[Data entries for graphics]

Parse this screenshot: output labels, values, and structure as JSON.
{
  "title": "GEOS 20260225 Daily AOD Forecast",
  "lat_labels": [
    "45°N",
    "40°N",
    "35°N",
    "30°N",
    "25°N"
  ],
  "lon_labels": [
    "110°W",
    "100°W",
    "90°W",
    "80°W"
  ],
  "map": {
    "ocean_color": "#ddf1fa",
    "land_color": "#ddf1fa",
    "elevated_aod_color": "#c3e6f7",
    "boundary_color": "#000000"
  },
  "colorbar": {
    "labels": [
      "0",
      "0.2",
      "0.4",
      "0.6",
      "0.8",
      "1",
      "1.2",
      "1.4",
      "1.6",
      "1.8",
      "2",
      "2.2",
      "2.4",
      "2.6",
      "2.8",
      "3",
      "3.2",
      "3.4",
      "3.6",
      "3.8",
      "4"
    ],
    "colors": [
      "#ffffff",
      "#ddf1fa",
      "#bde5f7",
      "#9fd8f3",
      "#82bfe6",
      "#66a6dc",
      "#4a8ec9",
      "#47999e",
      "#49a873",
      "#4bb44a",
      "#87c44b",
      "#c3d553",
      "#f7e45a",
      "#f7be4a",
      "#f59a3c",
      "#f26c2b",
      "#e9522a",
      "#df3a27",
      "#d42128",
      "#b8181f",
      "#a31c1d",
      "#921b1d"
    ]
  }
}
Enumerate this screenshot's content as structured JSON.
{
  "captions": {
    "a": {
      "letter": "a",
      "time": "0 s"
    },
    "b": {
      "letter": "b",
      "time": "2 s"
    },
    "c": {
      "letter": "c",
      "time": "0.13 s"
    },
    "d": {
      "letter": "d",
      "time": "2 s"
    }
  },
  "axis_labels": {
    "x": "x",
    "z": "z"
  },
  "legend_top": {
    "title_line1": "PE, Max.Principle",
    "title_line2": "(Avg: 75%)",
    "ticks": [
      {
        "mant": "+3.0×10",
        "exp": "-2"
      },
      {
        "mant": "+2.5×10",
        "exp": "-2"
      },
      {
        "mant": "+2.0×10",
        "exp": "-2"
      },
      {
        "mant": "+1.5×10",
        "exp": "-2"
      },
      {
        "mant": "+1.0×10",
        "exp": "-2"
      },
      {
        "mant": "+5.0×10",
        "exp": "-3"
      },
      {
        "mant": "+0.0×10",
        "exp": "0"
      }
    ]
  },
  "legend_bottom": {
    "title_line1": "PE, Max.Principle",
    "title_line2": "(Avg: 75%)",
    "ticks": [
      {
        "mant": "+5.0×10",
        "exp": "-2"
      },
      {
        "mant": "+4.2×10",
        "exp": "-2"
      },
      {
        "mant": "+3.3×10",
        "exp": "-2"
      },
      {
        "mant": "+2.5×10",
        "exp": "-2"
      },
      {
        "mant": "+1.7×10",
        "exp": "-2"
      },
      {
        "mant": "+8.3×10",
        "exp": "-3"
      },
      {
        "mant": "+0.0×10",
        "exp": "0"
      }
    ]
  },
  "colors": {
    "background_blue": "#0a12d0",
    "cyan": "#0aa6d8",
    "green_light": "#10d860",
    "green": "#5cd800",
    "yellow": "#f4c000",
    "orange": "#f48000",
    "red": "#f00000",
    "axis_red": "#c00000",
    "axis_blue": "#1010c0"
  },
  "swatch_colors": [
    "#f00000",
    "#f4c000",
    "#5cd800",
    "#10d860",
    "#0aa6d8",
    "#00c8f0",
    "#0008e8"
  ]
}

The problem>
Find every line that has "JSON" in it, then return those lines.

Correct output>
Parse this screenshot: output labels, values, and structure as JSON.
Enumerate this screenshot's content as structured JSON.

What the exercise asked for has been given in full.